WHAT IS NEEDED ::
Return the full material exactly.

DATA SUPPLIED ::
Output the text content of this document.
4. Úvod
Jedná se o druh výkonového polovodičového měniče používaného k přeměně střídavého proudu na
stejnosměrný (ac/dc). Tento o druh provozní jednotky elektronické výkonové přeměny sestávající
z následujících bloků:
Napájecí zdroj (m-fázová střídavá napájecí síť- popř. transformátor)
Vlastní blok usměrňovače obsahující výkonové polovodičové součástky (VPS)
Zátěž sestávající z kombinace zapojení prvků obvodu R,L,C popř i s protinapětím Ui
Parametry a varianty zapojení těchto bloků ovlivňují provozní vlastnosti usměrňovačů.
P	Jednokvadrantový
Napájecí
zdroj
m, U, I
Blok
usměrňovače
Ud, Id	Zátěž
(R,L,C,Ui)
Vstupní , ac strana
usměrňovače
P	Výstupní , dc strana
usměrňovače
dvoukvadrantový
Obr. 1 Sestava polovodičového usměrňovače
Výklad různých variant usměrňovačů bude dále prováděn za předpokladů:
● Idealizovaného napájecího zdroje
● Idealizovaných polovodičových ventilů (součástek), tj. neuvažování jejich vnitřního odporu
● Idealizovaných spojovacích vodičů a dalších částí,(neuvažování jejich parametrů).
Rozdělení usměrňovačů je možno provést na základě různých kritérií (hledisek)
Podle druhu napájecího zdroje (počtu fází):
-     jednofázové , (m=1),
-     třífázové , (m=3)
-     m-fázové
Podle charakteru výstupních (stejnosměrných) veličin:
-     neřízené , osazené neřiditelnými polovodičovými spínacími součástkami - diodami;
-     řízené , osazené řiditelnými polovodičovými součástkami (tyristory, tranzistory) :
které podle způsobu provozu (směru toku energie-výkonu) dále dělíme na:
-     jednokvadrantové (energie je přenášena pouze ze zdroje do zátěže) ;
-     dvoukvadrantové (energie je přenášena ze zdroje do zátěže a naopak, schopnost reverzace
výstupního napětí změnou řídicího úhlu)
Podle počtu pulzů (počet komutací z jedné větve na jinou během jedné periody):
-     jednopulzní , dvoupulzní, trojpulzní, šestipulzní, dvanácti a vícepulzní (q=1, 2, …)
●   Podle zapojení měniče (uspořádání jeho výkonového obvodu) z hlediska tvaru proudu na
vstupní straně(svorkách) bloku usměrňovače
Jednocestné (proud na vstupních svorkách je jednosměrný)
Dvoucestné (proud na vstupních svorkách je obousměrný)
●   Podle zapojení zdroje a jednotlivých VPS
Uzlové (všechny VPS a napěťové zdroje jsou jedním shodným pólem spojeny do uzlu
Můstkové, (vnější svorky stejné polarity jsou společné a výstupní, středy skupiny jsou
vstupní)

FULL RESPONSE ::
Output the text content of this document.
4. Úvod
Jedná se o druh výkonového polovodičového měniče používaného k přeměně střídavého proudu na
stejnosměrný (ac/dc). Tento o druh provozní jednotky elektronické výkonové přeměny sestávající
z následujících bloků:
Napájecí zdroj (m-fázová střídavá napájecí síť- popř. transformátor)
Vlastní blok usměrňovače obsahující výkonové polovodičové součástky (VPS)
Zátěž sestávající z kombinace zapojení prvků obvodu R,L,C popř i s protinapětím Ui
Parametry a varianty zapojení těchto bloků ovlivňují provozní vlastnosti usměrňovačů.
P	Jednokvadrantový
Napájecí
zdroj
m, U, I
Blok
usměrňovače
Ud, Id	Zátěž
(R,L,C,Ui)
Vstupní , ac strana
usměrňovače
P	Výstupní , dc strana
usměrňovače
dvoukvadrantový
Obr. 1 Sestava polovodičového usměrňovače
Výklad různých variant usměrňovačů bude dále prováděn za předpokladů:
● Idealizovaného napájecího zdroje
● Idealizovaných polovodičových ventilů (součástek), tj. neuvažování jejich vnitřního odporu
● Idealizovaných spojovacích vodičů a dalších částí,(neuvažování jejich parametrů).
Rozdělení usměrňovačů je možno provést na základě různých kritérií (hledisek)
Podle druhu napájecího zdroje (počtu fází):
-     jednofázové , (m=1),
-     třífázové , (m=3)
-     m-fázové
Podle charakteru výstupních (stejnosměrných) veličin:
-     neřízené , osazené neřiditelnými polovodičovými spínacími součástkami - diodami;
-     řízené , osazené řiditelnými polovodičovými součástkami (tyristory, tranzistory) :
které podle způsobu provozu (směru toku energie-výkonu) dále dělíme na:
-     jednokvadrantové (energie je přenášena pouze ze zdroje do zátěže) ;
-     dvoukvadrantové (energie je přenášena ze zdroje do zátěže a naopak, schopnost reverzace
výstupního napětí změnou řídicího úhlu)
Podle počtu pulzů (počet komutací z jedné větve na jinou během jedné periody):
-     jednopulzní , dvoupulzní, trojpulzní, šestipulzní, dvanácti a vícepulzní (q=1, 2, …)
●   Podle zapojení měniče (uspořádání jeho výkonového obvodu) z hlediska tvaru proudu na
vstupní straně(svorkách) bloku usměrňovače
Jednocestné (proud na vstupních svorkách je jednosměrný)
Dvoucestné (proud na vstupních svorkách je obousměrný)
●   Podle zapojení zdroje a jednotlivých VPS
Uzlové (všechny VPS a napěťové zdroje jsou jedním shodným pólem spojeny do uzlu
Můstkové, (vnější svorky stejné polarity jsou společné a výstupní, středy skupiny jsou
vstupní)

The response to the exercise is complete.